-- Start of INFORMATION PROVIDED --
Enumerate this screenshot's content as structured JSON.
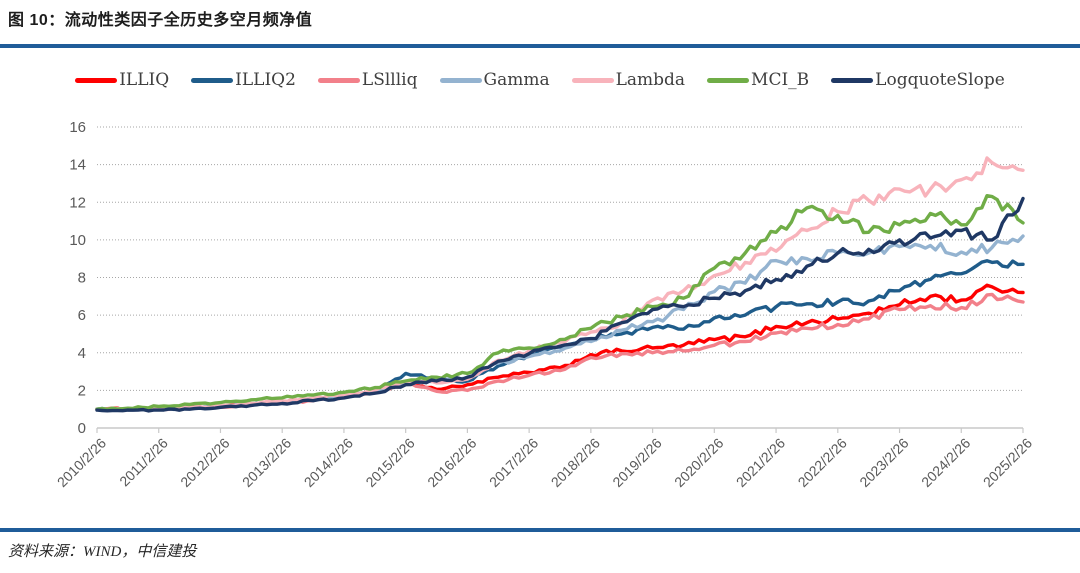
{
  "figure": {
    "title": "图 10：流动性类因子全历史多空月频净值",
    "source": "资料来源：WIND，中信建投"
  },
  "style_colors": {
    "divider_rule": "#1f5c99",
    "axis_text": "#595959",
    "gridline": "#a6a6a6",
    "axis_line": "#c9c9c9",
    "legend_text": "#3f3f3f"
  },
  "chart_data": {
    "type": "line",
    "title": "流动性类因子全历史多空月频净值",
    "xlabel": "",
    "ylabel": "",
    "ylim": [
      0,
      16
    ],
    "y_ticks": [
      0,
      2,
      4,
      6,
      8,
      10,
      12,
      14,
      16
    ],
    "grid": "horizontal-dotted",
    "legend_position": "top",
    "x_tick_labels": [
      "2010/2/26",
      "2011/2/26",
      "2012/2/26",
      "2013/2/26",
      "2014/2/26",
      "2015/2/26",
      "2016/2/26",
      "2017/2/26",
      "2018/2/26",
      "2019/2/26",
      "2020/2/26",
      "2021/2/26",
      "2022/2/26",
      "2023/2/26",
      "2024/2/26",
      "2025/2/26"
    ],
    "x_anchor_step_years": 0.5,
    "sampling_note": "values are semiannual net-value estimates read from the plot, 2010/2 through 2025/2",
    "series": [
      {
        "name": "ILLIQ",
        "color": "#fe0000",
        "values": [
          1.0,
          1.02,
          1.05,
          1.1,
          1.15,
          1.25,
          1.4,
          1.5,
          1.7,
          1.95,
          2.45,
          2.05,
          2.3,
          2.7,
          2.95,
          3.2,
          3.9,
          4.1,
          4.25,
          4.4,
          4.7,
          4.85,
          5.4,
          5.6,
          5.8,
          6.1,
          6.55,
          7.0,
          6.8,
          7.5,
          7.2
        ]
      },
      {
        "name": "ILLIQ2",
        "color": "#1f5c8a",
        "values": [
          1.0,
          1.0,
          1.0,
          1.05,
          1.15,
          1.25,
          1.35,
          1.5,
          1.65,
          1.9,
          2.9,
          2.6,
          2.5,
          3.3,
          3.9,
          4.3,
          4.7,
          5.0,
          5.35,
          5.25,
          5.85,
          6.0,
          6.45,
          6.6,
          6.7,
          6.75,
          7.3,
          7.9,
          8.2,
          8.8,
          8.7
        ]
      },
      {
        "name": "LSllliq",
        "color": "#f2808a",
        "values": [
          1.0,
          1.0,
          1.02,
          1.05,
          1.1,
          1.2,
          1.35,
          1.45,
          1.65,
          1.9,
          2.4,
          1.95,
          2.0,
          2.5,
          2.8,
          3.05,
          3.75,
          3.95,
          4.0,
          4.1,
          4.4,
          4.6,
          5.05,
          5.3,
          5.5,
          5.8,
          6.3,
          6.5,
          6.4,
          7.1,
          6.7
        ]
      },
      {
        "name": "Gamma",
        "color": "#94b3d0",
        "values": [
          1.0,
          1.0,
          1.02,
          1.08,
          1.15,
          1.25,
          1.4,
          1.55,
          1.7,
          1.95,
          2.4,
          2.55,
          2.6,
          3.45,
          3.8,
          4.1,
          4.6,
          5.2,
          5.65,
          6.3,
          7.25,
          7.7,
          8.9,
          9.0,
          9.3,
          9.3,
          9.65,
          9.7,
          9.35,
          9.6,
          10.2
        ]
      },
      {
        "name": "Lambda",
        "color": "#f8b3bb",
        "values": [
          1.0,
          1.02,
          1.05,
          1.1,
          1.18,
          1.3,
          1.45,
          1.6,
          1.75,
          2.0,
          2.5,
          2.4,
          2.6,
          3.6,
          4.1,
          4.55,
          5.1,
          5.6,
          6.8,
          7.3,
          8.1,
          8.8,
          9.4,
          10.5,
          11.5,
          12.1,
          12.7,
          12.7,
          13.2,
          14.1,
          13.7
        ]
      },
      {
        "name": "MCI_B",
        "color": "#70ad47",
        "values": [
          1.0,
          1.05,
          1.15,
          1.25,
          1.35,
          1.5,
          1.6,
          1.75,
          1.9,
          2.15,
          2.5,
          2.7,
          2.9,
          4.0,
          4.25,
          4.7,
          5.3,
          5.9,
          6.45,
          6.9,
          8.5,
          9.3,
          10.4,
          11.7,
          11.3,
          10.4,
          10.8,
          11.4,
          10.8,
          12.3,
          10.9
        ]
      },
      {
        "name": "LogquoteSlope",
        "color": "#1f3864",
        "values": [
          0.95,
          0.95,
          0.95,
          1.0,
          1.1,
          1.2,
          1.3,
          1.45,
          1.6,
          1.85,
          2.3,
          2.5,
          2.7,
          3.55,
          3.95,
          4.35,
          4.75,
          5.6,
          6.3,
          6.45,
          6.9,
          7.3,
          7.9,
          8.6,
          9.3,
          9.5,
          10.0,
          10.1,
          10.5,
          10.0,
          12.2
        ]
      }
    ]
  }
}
-- End of INFORMATION PROVIDED --
-- Start of INFORMATION PROVIDED --
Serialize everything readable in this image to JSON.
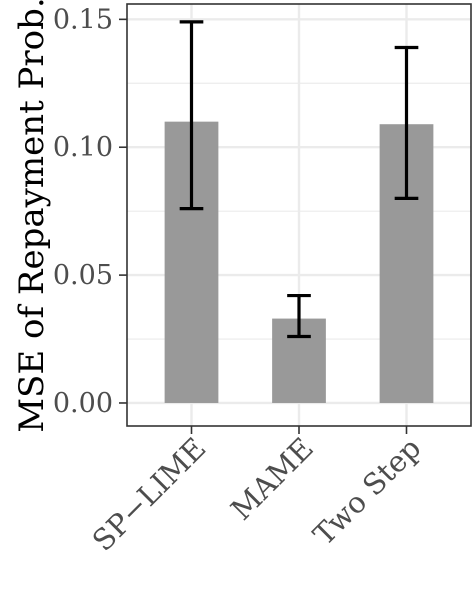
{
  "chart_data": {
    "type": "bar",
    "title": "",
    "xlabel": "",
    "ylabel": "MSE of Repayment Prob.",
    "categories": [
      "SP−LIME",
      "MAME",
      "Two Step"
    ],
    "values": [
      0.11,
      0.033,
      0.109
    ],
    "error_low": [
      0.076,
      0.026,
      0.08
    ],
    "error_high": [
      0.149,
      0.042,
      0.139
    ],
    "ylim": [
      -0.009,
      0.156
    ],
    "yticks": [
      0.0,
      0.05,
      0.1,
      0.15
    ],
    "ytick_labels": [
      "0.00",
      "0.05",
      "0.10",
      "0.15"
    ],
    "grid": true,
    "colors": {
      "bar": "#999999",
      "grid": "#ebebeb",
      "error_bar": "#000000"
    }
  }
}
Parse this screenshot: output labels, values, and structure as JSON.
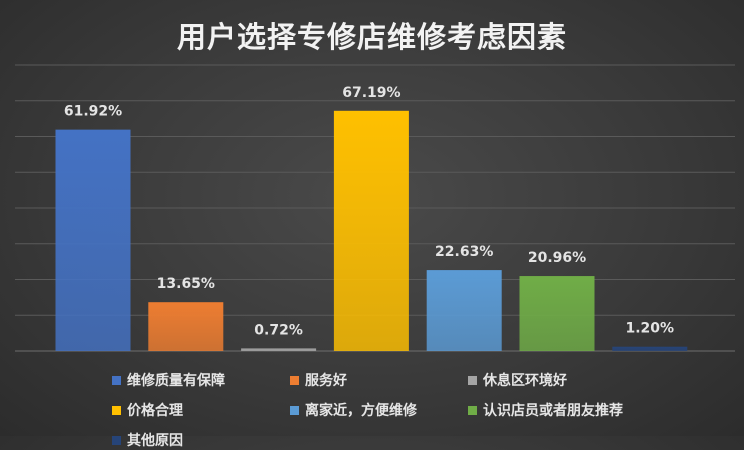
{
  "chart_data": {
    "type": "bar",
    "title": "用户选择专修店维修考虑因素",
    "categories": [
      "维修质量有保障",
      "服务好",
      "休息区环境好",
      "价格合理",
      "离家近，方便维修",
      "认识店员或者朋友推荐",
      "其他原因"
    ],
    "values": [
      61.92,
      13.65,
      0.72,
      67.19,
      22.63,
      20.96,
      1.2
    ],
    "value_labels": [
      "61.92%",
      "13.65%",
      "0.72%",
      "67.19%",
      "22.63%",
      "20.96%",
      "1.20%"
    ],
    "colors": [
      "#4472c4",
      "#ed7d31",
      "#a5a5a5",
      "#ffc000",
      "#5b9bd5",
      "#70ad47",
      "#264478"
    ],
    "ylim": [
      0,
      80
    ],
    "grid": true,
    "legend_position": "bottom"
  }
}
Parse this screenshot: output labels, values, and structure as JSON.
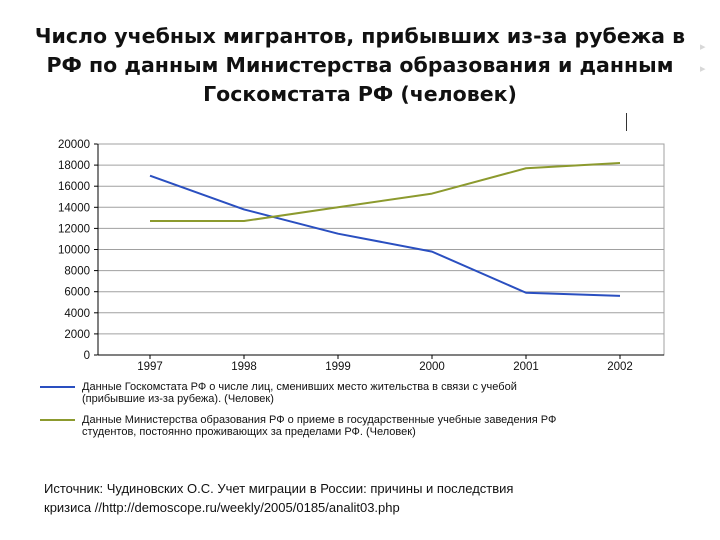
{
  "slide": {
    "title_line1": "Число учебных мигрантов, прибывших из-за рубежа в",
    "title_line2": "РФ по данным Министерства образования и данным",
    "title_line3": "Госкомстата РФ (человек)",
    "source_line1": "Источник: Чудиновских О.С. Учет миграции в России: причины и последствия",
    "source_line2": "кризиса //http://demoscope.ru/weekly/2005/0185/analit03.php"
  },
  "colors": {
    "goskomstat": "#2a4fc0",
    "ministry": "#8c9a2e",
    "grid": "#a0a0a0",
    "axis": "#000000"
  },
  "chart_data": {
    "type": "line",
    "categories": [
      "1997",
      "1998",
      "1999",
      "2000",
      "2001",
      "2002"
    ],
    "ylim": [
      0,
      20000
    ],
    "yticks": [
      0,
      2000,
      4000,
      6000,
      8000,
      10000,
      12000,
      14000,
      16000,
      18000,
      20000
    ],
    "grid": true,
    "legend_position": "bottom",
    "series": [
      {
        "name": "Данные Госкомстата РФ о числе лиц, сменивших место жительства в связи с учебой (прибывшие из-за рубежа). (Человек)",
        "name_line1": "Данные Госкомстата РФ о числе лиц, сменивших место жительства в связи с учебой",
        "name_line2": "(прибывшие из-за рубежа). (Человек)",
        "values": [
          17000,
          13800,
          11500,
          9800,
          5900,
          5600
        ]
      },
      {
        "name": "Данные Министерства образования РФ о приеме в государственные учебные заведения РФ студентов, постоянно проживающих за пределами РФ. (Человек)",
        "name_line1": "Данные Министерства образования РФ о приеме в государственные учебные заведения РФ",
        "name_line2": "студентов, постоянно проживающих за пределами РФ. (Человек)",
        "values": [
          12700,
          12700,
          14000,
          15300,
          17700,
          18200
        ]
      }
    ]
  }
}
-- End of INFORMATION PROVIDED --
* _WHAT YOU SHOULD DO_
Copy and report every line where the word "рубежа" is present.

* _COMPLETED EXERCISE_
    "title_line1": "Число учебных мигрантов, прибывших из-за рубежа в",
        "name": "Данные Госкомстата РФ о числе лиц, сменивших место жительства в связи с учебой (прибывшие из-за рубежа). (Человек)",
        "name_line2": "(прибывшие из-за рубежа). (Человек)",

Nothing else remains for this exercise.